◆ WRITTEN EXERCISE ◆
Write out every entry exactly as it appears.

◆ DATA ROWS ◆
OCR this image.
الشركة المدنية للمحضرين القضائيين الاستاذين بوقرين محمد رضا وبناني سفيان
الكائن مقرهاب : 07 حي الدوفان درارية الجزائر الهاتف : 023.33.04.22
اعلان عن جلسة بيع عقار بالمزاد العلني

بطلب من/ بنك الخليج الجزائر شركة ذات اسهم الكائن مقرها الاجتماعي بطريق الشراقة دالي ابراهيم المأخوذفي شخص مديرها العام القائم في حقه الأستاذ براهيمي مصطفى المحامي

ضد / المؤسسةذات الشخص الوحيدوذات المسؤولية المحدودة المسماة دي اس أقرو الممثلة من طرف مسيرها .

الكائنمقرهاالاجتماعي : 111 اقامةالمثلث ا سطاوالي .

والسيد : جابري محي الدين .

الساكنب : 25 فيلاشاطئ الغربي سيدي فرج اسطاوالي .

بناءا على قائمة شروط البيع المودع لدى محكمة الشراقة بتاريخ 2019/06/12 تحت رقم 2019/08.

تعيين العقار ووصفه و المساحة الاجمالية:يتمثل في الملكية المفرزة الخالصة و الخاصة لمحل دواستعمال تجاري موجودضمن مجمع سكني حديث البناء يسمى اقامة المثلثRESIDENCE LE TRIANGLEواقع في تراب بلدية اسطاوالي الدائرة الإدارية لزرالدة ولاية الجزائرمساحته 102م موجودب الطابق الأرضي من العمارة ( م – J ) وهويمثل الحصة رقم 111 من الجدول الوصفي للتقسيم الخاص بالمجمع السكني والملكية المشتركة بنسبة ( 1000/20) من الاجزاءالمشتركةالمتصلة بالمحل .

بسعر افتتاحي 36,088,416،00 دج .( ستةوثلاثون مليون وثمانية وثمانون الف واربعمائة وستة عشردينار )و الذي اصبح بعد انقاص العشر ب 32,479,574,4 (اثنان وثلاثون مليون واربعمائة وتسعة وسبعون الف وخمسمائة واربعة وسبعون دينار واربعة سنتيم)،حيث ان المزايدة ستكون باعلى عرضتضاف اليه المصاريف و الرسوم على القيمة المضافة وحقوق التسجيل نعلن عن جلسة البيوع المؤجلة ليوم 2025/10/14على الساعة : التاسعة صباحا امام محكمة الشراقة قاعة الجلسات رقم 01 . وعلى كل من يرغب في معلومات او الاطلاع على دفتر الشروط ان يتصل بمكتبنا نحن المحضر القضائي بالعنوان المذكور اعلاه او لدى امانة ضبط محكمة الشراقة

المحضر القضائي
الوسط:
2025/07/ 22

◆ ANSWER TO THE EXERCISE ◆
OCR this image.
الشركة المدنية للمحضرين القضائيين الاستاذين بوقرين محمد رضا وبناني سفيان
الكائن مقرهاب : 07 حي الدوفان درارية الجزائر الهاتف : 023.33.04.22
اعلان عن جلسة بيع عقار بالمزاد العلني

بطلب من/ بنك الخليج الجزائر شركة ذات اسهم الكائن مقرها الاجتماعي بطريق الشراقة دالي ابراهيم المأخوذفي شخص مديرها العام القائم في حقه الأستاذ براهيمي مصطفى المحامي

ضد / المؤسسةذات الشخص الوحيدوذات المسؤولية المحدودة المسماة دي اس أقرو الممثلة من طرف مسيرها .

الكائنمقرهاالاجتماعي : 111 اقامةالمثلث ا سطاوالي .

والسيد : جابري محي الدين .

الساكنب : 25 فيلاشاطئ الغربي سيدي فرج اسطاوالي .

بناءا على قائمة شروط البيع المودع لدى محكمة الشراقة بتاريخ 2019/06/12 تحت رقم 2019/08.

تعيين العقار ووصفه و المساحة الاجمالية:يتمثل في الملكية المفرزة الخالصة و الخاصة لمحل دواستعمال تجاري موجودضمن مجمع سكني حديث البناء يسمى اقامة المثلثRESIDENCE LE TRIANGLEواقع في تراب بلدية اسطاوالي الدائرة الإدارية لزرالدة ولاية الجزائرمساحته 102م موجودب الطابق الأرضي من العمارة ( م – J ) وهويمثل الحصة رقم 111 من الجدول الوصفي للتقسيم الخاص بالمجمع السكني والملكية المشتركة بنسبة ( 1000/20) من الاجزاءالمشتركةالمتصلة بالمحل .

بسعر افتتاحي 36,088,416،00 دج .( ستةوثلاثون مليون وثمانية وثمانون الف واربعمائة وستة عشردينار )و الذي اصبح بعد انقاص العشر ب 32,479,574,4 (اثنان وثلاثون مليون واربعمائة وتسعة وسبعون الف وخمسمائة واربعة وسبعون دينار واربعة سنتيم)،حيث ان المزايدة ستكون باعلى عرضتضاف اليه المصاريف و الرسوم على القيمة المضافة وحقوق التسجيل نعلن عن جلسة البيوع المؤجلة ليوم 2025/10/14على الساعة : التاسعة صباحا امام محكمة الشراقة قاعة الجلسات رقم 01 . وعلى كل من يرغب في معلومات او الاطلاع على دفتر الشروط ان يتصل بمكتبنا نحن المحضر القضائي بالعنوان المذكور اعلاه او لدى امانة ضبط محكمة الشراقة

المحضر القضائي
الوسط:
2025/07/ 22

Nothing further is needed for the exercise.